**EXERCISE DIRECTIONS**
Write the data out again, character for character, with no images.

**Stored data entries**
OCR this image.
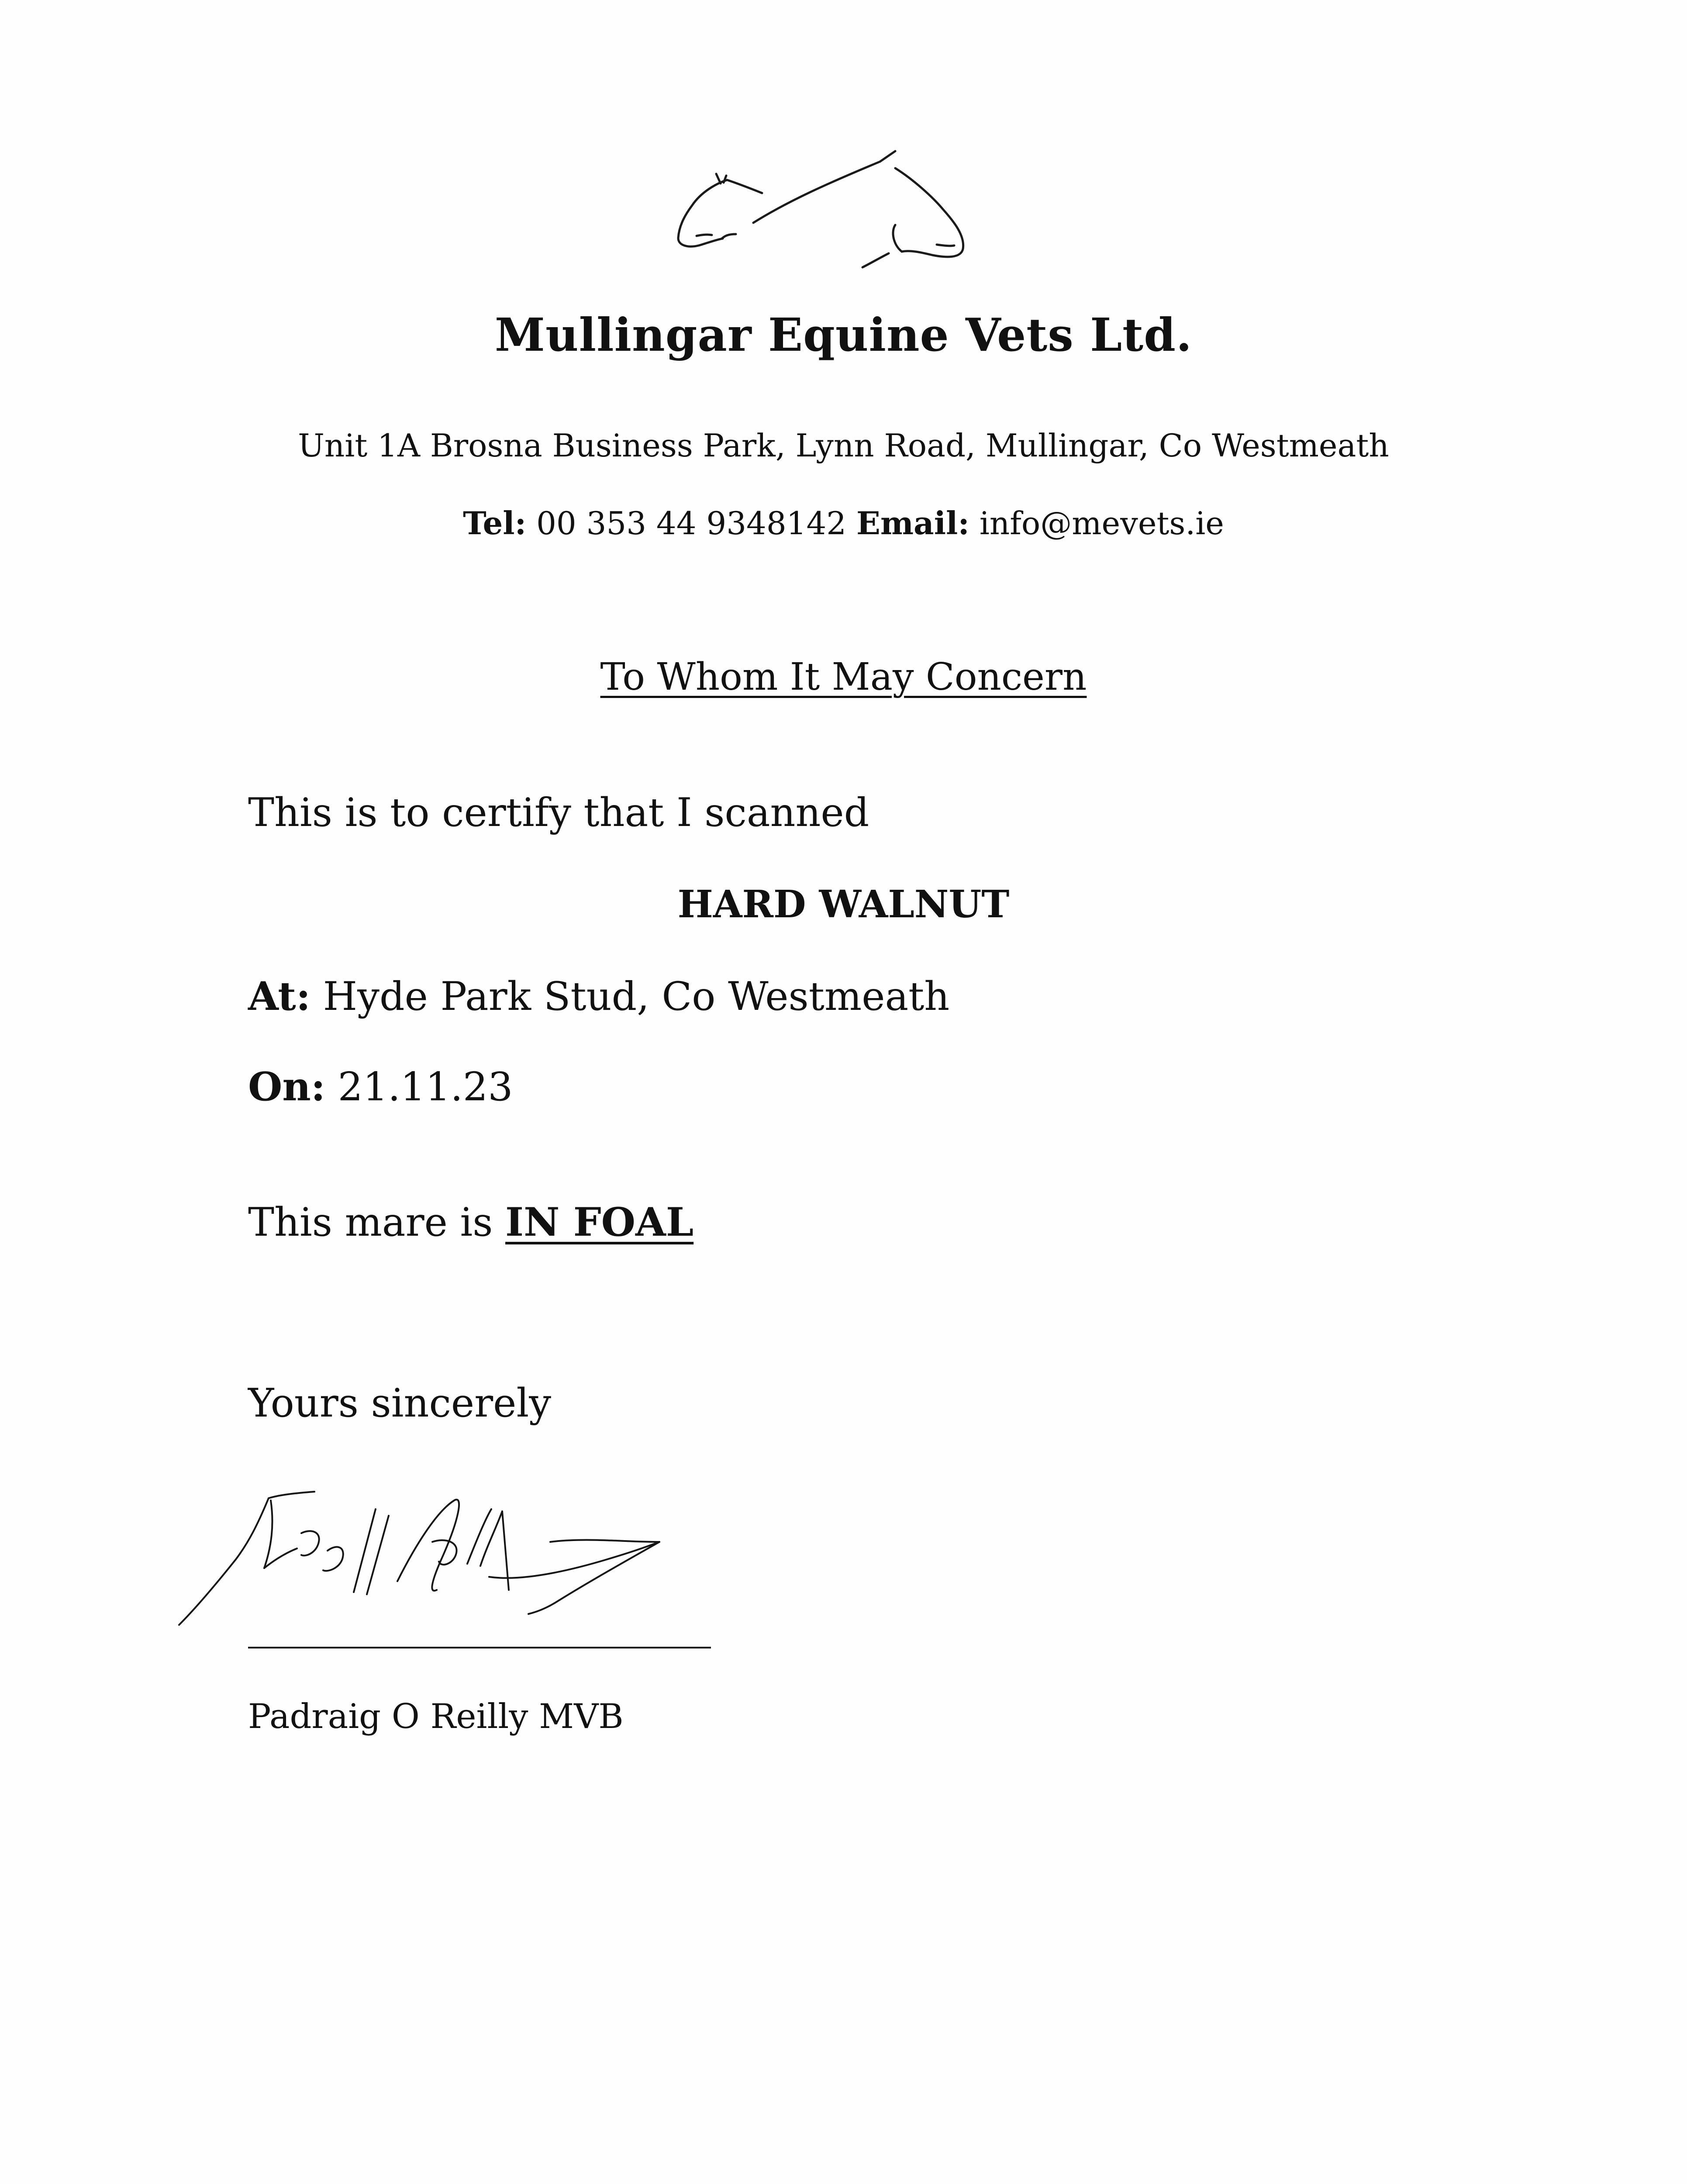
Mullingar Equine Vets Ltd.
Unit 1A Brosna Business Park, Lynn Road, Mullingar, Co Westmeath
Tel: 00 353 44 9348142 Email: info@mevets.ie
To Whom It May Concern
This is to certify that I scanned
HARD WALNUT
At: Hyde Park Stud, Co Westmeath
On: 21.11.23
This mare is IN FOAL
Yours sincerely
Padraig O Reilly MVB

**RESULT FOR THIS EXERCISE**
OCR this image.
Mullingar Equine Vets Ltd.
Unit 1A Brosna Business Park, Lynn Road, Mullingar, Co Westmeath
Tel: 00 353 44 9348142 Email: info@mevets.ie
To Whom It May Concern
This is to certify that I scanned
HARD WALNUT
At: Hyde Park Stud, Co Westmeath
On: 21.11.23
This mare is IN FOAL
Yours sincerely
Padraig O Reilly MVB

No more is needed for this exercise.